## [Problem to solve]
From the entries below, copy every line that holds the word "name".

## Begin Supplied entries

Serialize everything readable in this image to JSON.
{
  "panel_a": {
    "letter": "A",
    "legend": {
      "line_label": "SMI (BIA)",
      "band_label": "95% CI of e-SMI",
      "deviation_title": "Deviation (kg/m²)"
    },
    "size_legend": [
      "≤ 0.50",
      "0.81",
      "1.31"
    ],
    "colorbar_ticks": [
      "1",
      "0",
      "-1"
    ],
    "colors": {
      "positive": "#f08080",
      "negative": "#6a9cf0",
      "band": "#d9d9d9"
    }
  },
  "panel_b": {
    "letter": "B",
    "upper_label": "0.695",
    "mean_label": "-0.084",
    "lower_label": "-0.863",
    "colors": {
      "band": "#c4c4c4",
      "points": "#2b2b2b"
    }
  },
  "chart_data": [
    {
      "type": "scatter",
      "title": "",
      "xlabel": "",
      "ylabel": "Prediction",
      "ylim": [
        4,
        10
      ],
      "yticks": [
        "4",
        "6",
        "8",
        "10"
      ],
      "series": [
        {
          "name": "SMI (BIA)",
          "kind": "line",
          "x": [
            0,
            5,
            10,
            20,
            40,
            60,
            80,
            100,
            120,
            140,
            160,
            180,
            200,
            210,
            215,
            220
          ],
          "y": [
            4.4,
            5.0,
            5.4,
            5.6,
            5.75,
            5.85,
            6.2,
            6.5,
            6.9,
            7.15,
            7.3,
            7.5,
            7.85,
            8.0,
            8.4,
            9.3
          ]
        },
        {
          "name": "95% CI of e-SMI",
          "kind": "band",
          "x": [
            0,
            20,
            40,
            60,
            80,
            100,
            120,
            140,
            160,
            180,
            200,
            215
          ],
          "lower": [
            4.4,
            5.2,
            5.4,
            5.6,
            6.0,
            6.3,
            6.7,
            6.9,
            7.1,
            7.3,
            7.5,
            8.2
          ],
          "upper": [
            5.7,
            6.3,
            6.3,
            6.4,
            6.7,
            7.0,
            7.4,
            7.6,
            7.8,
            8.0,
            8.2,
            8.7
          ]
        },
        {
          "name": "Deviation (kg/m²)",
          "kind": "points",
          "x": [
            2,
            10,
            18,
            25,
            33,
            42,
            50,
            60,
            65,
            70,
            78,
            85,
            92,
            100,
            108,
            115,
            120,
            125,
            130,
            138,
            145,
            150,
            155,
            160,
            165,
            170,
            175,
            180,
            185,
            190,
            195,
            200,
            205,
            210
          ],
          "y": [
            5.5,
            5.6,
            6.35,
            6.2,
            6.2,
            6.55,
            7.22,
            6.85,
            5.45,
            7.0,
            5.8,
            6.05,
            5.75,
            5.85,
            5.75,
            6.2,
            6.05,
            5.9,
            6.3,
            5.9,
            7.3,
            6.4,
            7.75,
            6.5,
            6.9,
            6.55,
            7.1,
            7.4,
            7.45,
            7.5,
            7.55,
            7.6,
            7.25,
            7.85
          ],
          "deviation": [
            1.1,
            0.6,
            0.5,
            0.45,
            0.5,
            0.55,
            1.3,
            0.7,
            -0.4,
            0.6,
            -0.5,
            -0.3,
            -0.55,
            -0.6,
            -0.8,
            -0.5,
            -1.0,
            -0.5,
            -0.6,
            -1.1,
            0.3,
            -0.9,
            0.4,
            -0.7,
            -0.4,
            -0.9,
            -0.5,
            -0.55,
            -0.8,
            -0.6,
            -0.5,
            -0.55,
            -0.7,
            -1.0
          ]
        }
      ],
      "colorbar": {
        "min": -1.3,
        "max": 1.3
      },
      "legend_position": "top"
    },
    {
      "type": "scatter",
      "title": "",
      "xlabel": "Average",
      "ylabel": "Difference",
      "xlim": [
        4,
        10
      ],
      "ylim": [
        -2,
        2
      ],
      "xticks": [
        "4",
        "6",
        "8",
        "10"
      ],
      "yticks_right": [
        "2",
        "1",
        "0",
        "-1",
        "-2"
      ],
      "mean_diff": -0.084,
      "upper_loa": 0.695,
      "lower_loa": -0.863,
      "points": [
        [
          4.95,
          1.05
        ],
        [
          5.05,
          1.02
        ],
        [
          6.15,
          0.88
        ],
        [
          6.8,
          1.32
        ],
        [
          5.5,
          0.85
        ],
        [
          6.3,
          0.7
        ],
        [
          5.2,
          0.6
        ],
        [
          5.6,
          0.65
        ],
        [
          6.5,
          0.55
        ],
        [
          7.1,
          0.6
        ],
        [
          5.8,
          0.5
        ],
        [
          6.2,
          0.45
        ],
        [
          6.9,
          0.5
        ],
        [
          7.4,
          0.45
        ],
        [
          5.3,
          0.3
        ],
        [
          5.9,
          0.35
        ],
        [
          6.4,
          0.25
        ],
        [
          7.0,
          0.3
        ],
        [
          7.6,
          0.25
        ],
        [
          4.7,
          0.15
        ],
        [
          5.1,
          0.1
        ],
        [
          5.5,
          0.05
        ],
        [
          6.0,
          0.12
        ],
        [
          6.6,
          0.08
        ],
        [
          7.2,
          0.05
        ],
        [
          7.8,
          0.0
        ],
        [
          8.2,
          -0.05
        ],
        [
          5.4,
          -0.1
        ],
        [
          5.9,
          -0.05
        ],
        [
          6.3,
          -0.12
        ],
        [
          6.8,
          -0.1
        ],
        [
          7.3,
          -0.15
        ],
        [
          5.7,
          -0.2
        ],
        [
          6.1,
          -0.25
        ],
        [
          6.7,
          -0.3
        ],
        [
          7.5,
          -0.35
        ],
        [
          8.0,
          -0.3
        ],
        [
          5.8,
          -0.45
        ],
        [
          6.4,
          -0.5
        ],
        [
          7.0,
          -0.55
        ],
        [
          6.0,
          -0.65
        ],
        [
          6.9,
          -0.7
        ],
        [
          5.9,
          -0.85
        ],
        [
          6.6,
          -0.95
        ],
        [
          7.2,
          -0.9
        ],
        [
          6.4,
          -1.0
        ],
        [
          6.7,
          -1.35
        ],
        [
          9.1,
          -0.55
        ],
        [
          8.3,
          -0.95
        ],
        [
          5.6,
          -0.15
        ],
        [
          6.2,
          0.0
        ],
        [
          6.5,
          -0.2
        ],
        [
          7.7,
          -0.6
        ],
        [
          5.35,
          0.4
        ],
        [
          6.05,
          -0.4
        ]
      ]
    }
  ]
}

## End Supplied entries

## [Answer to the task]
          "name": "SMI (BIA)",
          "name": "95% CI of e-SMI",
          "name": "Deviation (kg/m²)",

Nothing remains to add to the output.